Work to complete: Below is a listing to write out in full, exactly as given, without its pictures.
::::
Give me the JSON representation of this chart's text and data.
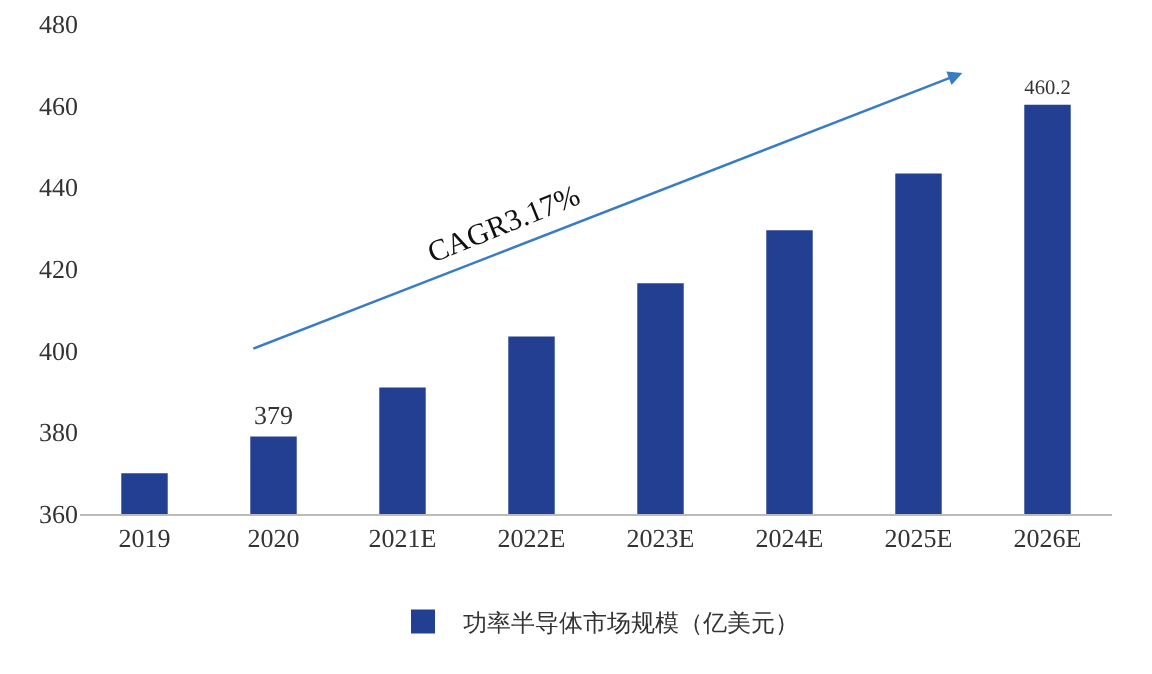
{
  "chart_data": {
    "type": "bar",
    "categories": [
      "2019",
      "2020",
      "2021E",
      "2022E",
      "2023E",
      "2024E",
      "2025E",
      "2026E"
    ],
    "series": [
      {
        "name": "功率半导体市场规模（亿美元）",
        "color": "#233f92",
        "values": [
          370,
          379,
          391,
          403.5,
          416.5,
          429.5,
          443.4,
          460.2
        ],
        "value_labels": [
          null,
          "379",
          null,
          null,
          null,
          null,
          null,
          "460.2"
        ]
      }
    ],
    "ylim": [
      360,
      480
    ],
    "yticks": [
      360,
      380,
      400,
      420,
      440,
      460,
      480
    ],
    "grid": false,
    "legend": "bottom",
    "annotations": [
      "CAGR3.17%"
    ]
  }
}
::::
Finished exercise:
Give me the JSON representation of this chart's text and data.
{
  "chart_data": {
    "type": "bar",
    "categories": [
      "2019",
      "2020",
      "2021E",
      "2022E",
      "2023E",
      "2024E",
      "2025E",
      "2026E"
    ],
    "series": [
      {
        "name": "功率半导体市场规模（亿美元）",
        "color": "#233f92",
        "values": [
          370,
          379,
          391,
          403.5,
          416.5,
          429.5,
          443.4,
          460.2
        ],
        "value_labels": [
          null,
          "379",
          null,
          null,
          null,
          null,
          null,
          "460.2"
        ]
      }
    ],
    "ylim": [
      360,
      480
    ],
    "yticks": [
      360,
      380,
      400,
      420,
      440,
      460,
      480
    ],
    "grid": false,
    "legend": "bottom",
    "annotations": [
      "CAGR3.17%"
    ]
  }
}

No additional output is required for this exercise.